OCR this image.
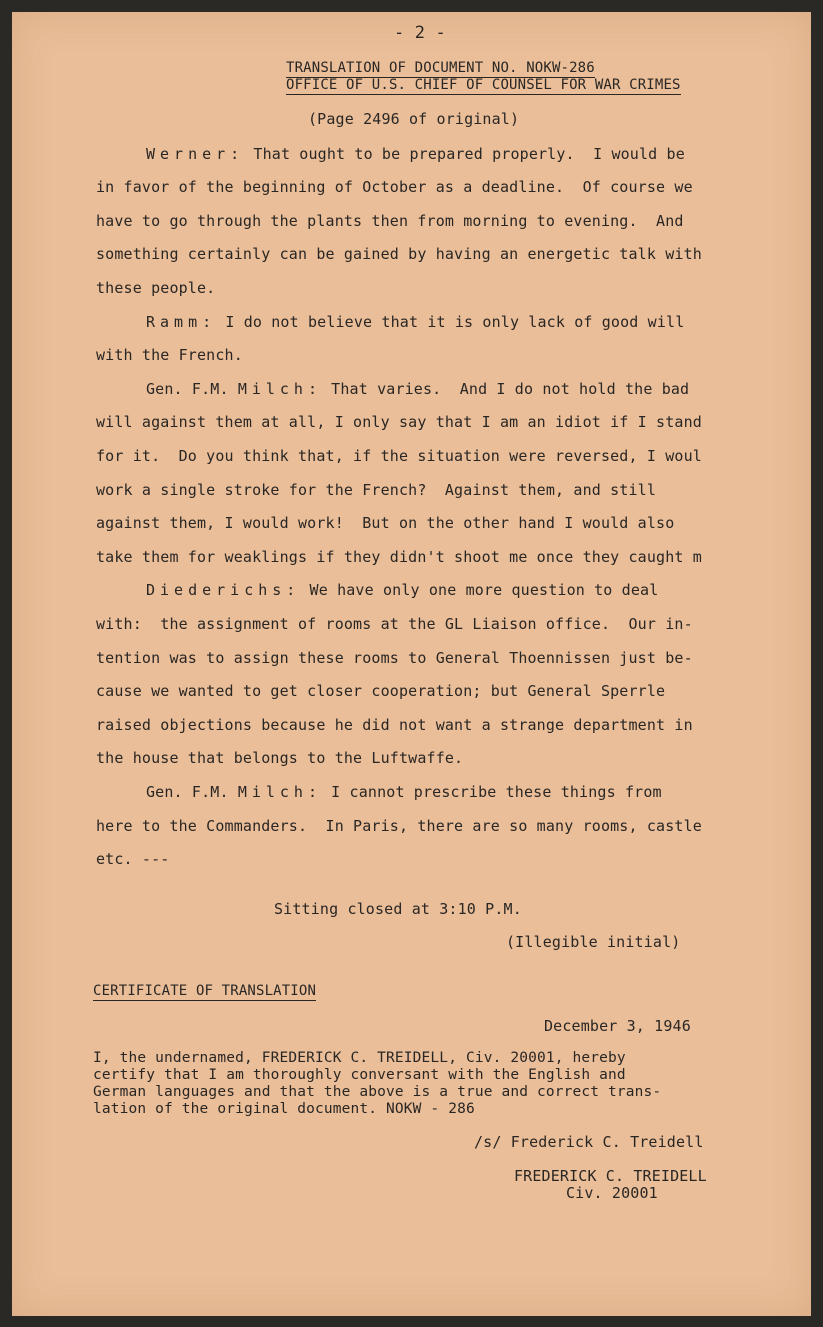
- 2 -
TRANSLATION OF DOCUMENT NO. NOKW-286
OFFICE OF U.S. CHIEF OF COUNSEL FOR WAR CRIMES
(Page 2496 of original)
Werner: That ought to be prepared properly.  I would be
in favor of the beginning of October as a deadline.  Of course we
have to go through the plants then from morning to evening.  And
something certainly can be gained by having an energetic talk with
these people.
Ramm: I do not believe that it is only lack of good will
with the French.
Gen. F.M. Milch: That varies.  And I do not hold the bad
will against them at all, I only say that I am an idiot if I stand
for it.  Do you think that, if the situation were reversed, I woul
work a single stroke for the French?  Against them, and still
against them, I would work!  But on the other hand I would also
take them for weaklings if they didn't shoot me once they caught m
Diederichs: We have only one more question to deal
with:  the assignment of rooms at the GL Liaison office.  Our in-
tention was to assign these rooms to General Thoennissen just be-
cause we wanted to get closer cooperation; but General Sperrle
raised objections because he did not want a strange department in
the house that belongs to the Luftwaffe.
Gen. F.M. Milch: I cannot prescribe these things from
here to the Commanders.  In Paris, there are so many rooms, castle
etc. ---
Sitting closed at 3:10 P.M.
(Illegible initial)
CERTIFICATE OF TRANSLATION
December 3, 1946
I, the undernamed, FREDERICK C. TREIDELL, Civ. 20001, hereby
certify that I am thoroughly conversant with the English and
German languages and that the above is a true and correct trans-
lation of the original document. NOKW - 286
/s/ Frederick C. Treidell
FREDERICK C. TREIDELL
Civ. 20001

== EXERCISE REQUIREMENTS ==
Find "from". Copy every line it occurs in.

== RESULT FOR THIS TASK ==
have to go through the plants then from morning to evening.  And
Gen. F.M. Milch: I cannot prescribe these things from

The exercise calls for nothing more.